━━━━━ ESTRATTO DELLA PAGINA ━━━━━
Erano queste le parole, i propositi, di un capo della chiesa reggiana poco propenso alla mitezza d’animo e semmai più incline alla pugna in campo aperto. Fatto sta che alla fine quella crociata ottenne un risultato: nessun uomo di Dio fu più ammazzato nel Reggiano. Ma ci fu anche un prezzo da pagare, la condanna di 3 innocenti.
La travagliata vicenda di Germano Nicolini iniziò a pochi giorni dallo scoccare dell’estate del 1946, il 18 di giugno. Quella sera don Umberto Pessina aveva scelto di cenare fuori casa. Fece ritorno in canonica verso le 22 e ad attenderlo, fatto inconsueto, trovò due tizi: Antonio Onfiani e Alvaro Righi (fratello di Ero Righi, il quale in seguito confessò di avere avuto un ruolo nel fatto di sangue).
I 2 intrattennero in chiacchiere il religioso per qualche momento. Poi, da sopra, la perpetua avvertì il priore che 2 chierici erano passati in chiesa per salutarlo, sarebbero partiti il giorno successivo per il Modenese.
Nonostante l’ora tarda, don Pessina uscì di nuovo di casa, questa volta in direzione dell’abitazione dei ragazzi, che dista qualche centinaio di metri dalla chiesa. Ma fatti pochi passi in quella direzione, rasentando il caseggiato per avere un po’ di luce che squarciasse l’oscurità che avvolgeva la campagna, il parroco venne improvvisamente aggredito e fulmineamente centrato da un colpo d’arma da fuoco al quale ne seguì in rapida successione un secondo che però non andò a segno.
━━━━━
§ **ISTRUZIONI**
Secondo il brano, in quale giorno iniziò la vicenda di Germano Nicolini?
━━━━━ MATERIALE ━━━━━
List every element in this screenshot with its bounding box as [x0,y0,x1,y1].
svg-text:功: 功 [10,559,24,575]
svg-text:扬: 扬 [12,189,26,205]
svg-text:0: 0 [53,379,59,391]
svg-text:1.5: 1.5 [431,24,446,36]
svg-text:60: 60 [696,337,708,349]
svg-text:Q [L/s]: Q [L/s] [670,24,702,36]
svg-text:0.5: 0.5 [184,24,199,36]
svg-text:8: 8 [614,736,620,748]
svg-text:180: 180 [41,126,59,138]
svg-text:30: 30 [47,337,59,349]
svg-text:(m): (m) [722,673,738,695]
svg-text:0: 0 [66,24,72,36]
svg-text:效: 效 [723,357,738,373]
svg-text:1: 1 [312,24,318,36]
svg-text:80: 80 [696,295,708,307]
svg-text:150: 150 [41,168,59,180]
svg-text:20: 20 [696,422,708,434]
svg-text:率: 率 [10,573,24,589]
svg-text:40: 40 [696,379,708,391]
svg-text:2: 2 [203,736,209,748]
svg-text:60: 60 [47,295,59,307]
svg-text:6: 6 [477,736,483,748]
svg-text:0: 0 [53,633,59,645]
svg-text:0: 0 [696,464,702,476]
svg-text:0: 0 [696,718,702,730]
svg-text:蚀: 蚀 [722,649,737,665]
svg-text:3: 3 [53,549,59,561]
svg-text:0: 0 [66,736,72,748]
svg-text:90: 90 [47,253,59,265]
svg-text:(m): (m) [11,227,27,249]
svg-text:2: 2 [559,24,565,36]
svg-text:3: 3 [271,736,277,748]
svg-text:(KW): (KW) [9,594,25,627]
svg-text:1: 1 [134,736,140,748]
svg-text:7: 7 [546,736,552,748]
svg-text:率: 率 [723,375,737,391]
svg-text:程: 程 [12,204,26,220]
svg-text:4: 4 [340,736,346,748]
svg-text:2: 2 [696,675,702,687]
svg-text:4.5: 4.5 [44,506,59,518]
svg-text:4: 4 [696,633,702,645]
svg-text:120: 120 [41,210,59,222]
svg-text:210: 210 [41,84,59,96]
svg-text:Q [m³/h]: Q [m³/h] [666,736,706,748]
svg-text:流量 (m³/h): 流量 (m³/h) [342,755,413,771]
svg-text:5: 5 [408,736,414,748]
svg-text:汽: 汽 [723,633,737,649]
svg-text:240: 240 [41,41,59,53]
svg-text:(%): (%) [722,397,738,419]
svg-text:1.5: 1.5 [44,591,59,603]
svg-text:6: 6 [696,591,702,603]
━━━━━
§ **RISPOSTA**
Il 18 giugno 1946.